-- BEGIN Information given --

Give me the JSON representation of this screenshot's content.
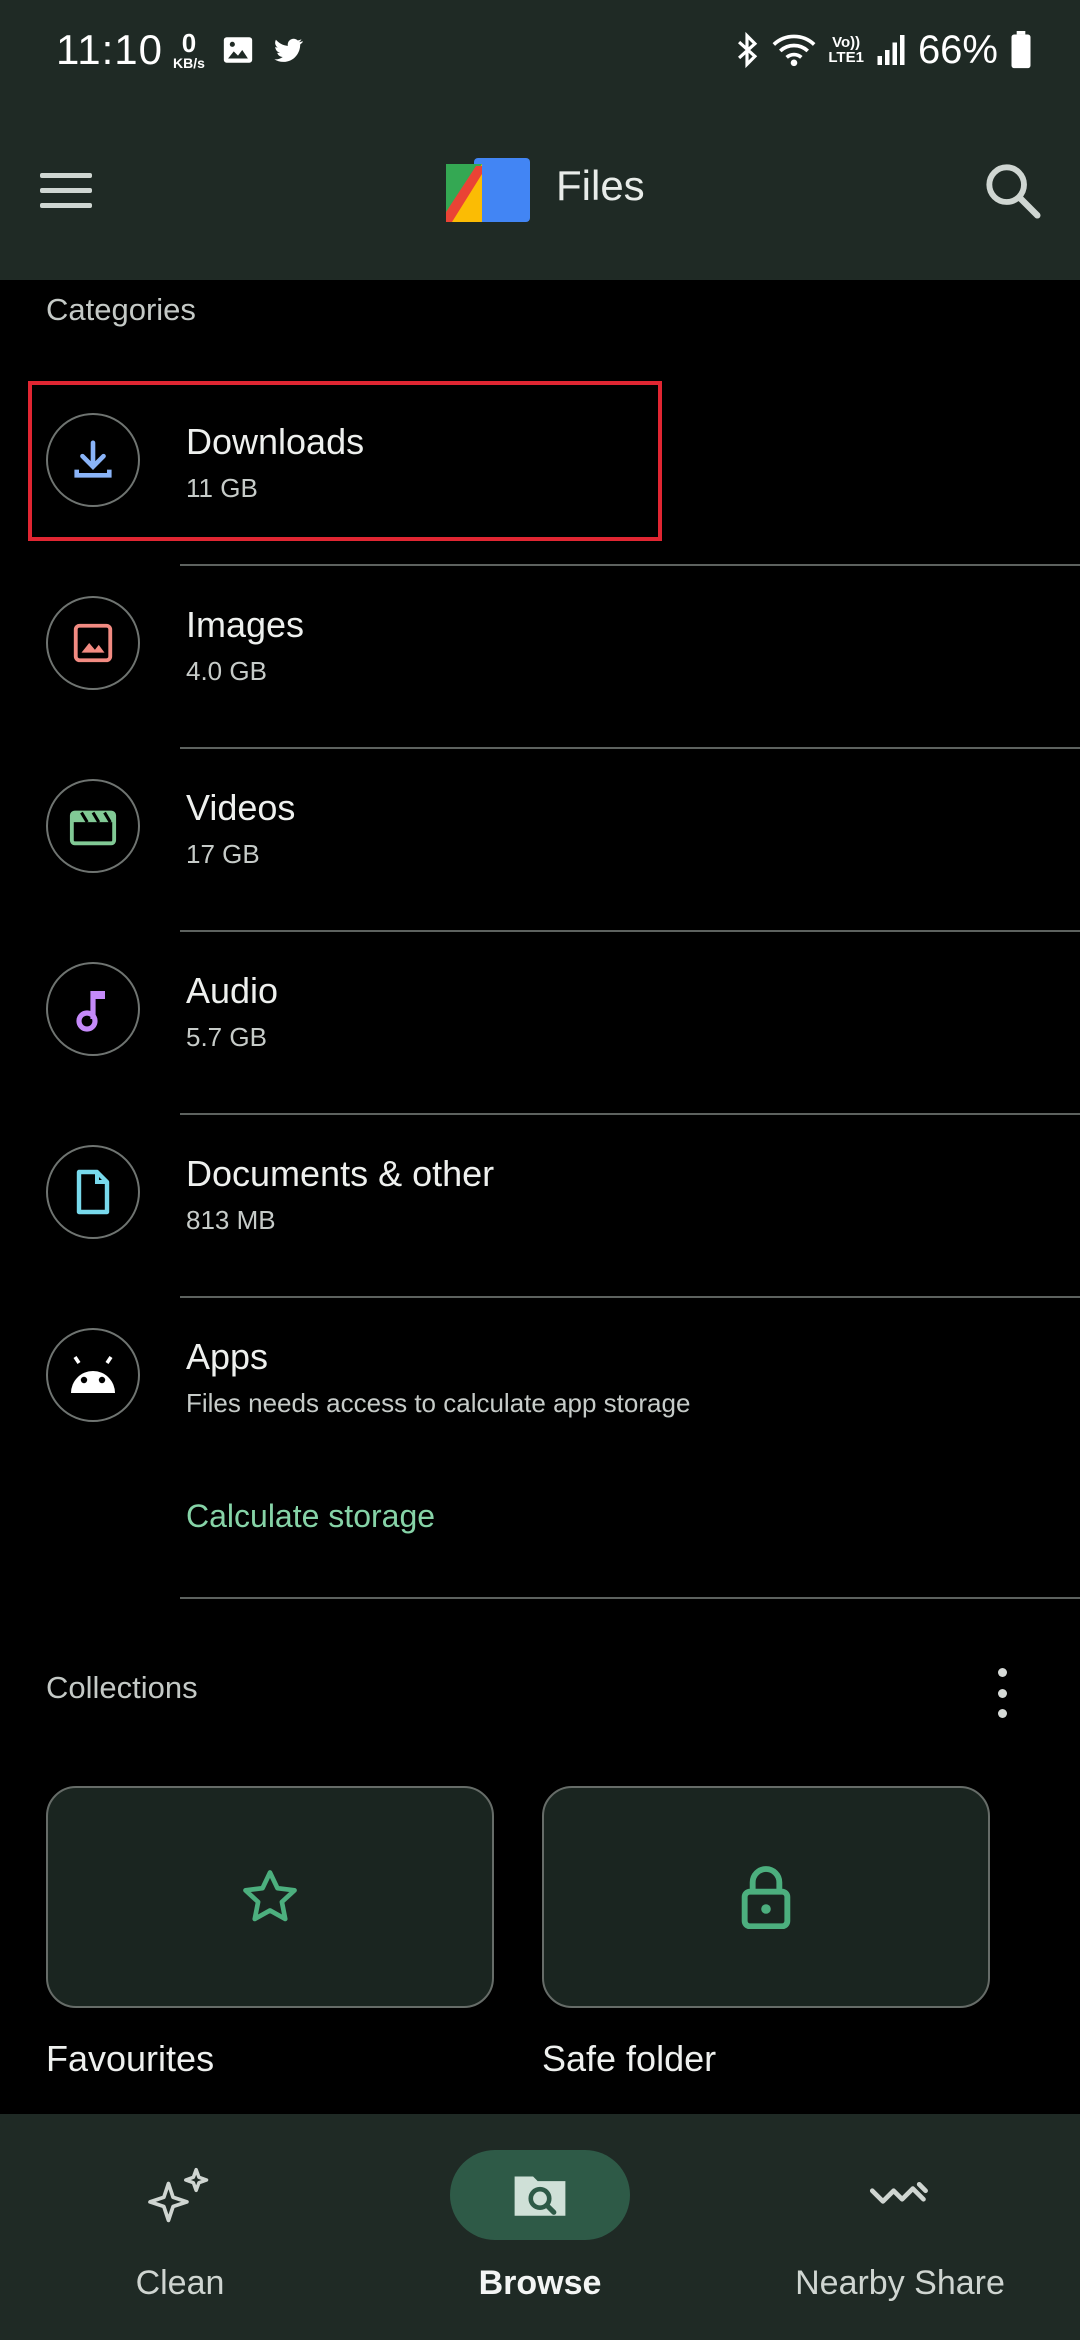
{
  "status_bar": {
    "time": "11:10",
    "net_speed_value": "0",
    "net_speed_unit": "KB/s",
    "volte_line1": "Vo))",
    "volte_line2": "LTE1",
    "battery_pct": "66%"
  },
  "app_bar": {
    "title": "Files",
    "icons": [
      "menu-icon",
      "files-logo-icon",
      "search-icon"
    ]
  },
  "categories": {
    "header": "Categories",
    "items": [
      {
        "name": "Downloads",
        "sub": "11 GB",
        "icon": "download-icon",
        "color": "#8ab4f8"
      },
      {
        "name": "Images",
        "sub": "4.0 GB",
        "icon": "image-icon",
        "color": "#f28b82"
      },
      {
        "name": "Videos",
        "sub": "17 GB",
        "icon": "video-icon",
        "color": "#81c995"
      },
      {
        "name": "Audio",
        "sub": "5.7 GB",
        "icon": "music-note-icon",
        "color": "#c58af9"
      },
      {
        "name": "Documents & other",
        "sub": "813 MB",
        "icon": "document-icon",
        "color": "#78d9ec"
      },
      {
        "name": "Apps",
        "sub": "Files needs access to calculate app storage",
        "icon": "android-icon",
        "color": "#ffffff"
      }
    ],
    "calculate_link": "Calculate storage"
  },
  "collections": {
    "header": "Collections",
    "items": [
      {
        "label": "Favourites",
        "icon": "star-icon"
      },
      {
        "label": "Safe folder",
        "icon": "lock-icon"
      }
    ]
  },
  "bottom_nav": {
    "items": [
      {
        "label": "Clean",
        "icon": "sparkle-icon",
        "active": false
      },
      {
        "label": "Browse",
        "icon": "browse-folder-icon",
        "active": true
      },
      {
        "label": "Nearby Share",
        "icon": "nearby-share-icon",
        "active": false
      }
    ]
  },
  "colors": {
    "accent_green": "#86d3a7",
    "highlight_red": "#e02632",
    "bar_background": "#1f2a25"
  }
}
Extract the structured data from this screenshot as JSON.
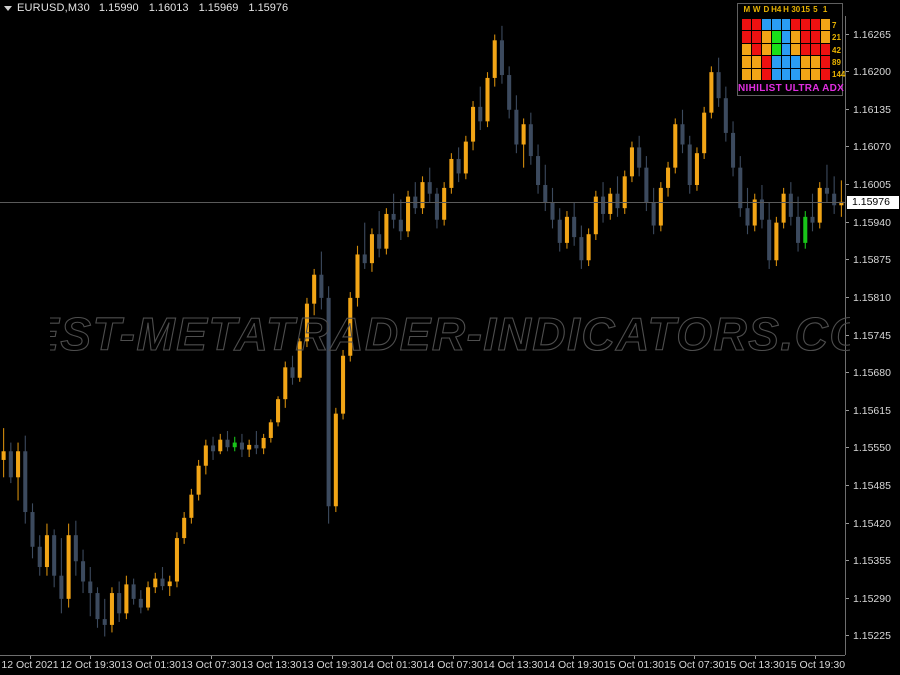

-- END Information given --

## Goal
Restate the whole listing above exactly, except for its images.

## Answer to the task
Give me the JSON representation of this screenshot's content.
{
  "status_bar": {
    "time": "11:10",
    "net_speed_value": "0",
    "net_speed_unit": "KB/s",
    "volte_line1": "Vo))",
    "volte_line2": "LTE1",
    "battery_pct": "66%"
  },
  "app_bar": {
    "title": "Files",
    "icons": [
      "menu-icon",
      "files-logo-icon",
      "search-icon"
    ]
  },
  "categories": {
    "header": "Categories",
    "items": [
      {
        "name": "Downloads",
        "sub": "11 GB",
        "icon": "download-icon",
        "color": "#8ab4f8"
      },
      {
        "name": "Images",
        "sub": "4.0 GB",
        "icon": "image-icon",
        "color": "#f28b82"
      },
      {
        "name": "Videos",
        "sub": "17 GB",
        "icon": "video-icon",
        "color": "#81c995"
      },
      {
        "name": "Audio",
        "sub": "5.7 GB",
        "icon": "music-note-icon",
        "color": "#c58af9"
      },
      {
        "name": "Documents & other",
        "sub": "813 MB",
        "icon": "document-icon",
        "color": "#78d9ec"
      },
      {
        "name": "Apps",
        "sub": "Files needs access to calculate app storage",
        "icon": "android-icon",
        "color": "#ffffff"
      }
    ],
    "calculate_link": "Calculate storage"
  },
  "collections": {
    "header": "Collections",
    "items": [
      {
        "label": "Favourites",
        "icon": "star-icon"
      },
      {
        "label": "Safe folder",
        "icon": "lock-icon"
      }
    ]
  },
  "bottom_nav": {
    "items": [
      {
        "label": "Clean",
        "icon": "sparkle-icon",
        "active": false
      },
      {
        "label": "Browse",
        "icon": "browse-folder-icon",
        "active": true
      },
      {
        "label": "Nearby Share",
        "icon": "nearby-share-icon",
        "active": false
      }
    ]
  },
  "colors": {
    "accent_green": "#86d3a7",
    "highlight_red": "#e02632",
    "bar_background": "#1f2a25"
  }
}
Extract the structured data from this screenshot as JSON.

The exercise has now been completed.